__Exercise details__
Reproduce exactly the final portion of the data: every line from the one containing "Read out every word on this page." through the last line, inclusive.

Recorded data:
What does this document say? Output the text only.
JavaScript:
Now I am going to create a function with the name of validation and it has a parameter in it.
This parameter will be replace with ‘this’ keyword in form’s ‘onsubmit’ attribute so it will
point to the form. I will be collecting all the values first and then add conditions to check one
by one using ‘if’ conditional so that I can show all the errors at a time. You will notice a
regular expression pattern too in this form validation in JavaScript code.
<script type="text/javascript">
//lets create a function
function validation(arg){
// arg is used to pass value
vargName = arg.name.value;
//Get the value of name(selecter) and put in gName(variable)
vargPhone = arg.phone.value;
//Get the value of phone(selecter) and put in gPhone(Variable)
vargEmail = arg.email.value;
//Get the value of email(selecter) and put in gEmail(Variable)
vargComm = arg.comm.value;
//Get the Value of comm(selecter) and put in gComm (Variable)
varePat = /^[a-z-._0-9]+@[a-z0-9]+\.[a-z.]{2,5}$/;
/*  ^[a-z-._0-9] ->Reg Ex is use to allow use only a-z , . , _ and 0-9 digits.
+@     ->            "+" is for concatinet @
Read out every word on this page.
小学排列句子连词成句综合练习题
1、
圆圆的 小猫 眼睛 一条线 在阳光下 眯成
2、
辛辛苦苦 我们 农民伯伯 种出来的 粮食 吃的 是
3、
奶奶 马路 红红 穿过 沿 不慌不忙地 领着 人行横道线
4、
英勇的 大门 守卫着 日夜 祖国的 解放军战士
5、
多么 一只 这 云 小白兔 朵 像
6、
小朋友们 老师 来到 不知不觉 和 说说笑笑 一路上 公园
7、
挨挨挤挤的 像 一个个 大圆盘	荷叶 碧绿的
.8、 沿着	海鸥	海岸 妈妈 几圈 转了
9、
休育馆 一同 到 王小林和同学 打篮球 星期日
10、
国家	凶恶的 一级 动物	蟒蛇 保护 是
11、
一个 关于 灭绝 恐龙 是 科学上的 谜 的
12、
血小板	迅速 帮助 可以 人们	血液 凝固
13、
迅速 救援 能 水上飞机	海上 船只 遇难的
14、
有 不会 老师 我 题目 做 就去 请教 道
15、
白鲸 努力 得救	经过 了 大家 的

__Exercise solution__
Read out every word on this page.
小学排列句子连词成句综合练习题
1、
圆圆的 小猫 眼睛 一条线 在阳光下 眯成
2、
辛辛苦苦 我们 农民伯伯 种出来的 粮食 吃的 是
3、
奶奶 马路 红红 穿过 沿 不慌不忙地 领着 人行横道线
4、
英勇的 大门 守卫着 日夜 祖国的 解放军战士
5、
多么 一只 这 云 小白兔 朵 像
6、
小朋友们 老师 来到 不知不觉 和 说说笑笑 一路上 公园
7、
挨挨挤挤的 像 一个个 大圆盘	荷叶 碧绿的
.8、 沿着	海鸥	海岸 妈妈 几圈 转了
9、
休育馆 一同 到 王小林和同学 打篮球 星期日
10、
国家	凶恶的 一级 动物	蟒蛇 保护 是
11、
一个 关于 灭绝 恐龙 是 科学上的 谜 的
12、
血小板	迅速 帮助 可以 人们	血液 凝固
13、
迅速 救援 能 水上飞机	海上 船只 遇难的
14、
有 不会 老师 我 题目 做 就去 请教 道
15、
白鲸 努力 得救	经过 了 大家 的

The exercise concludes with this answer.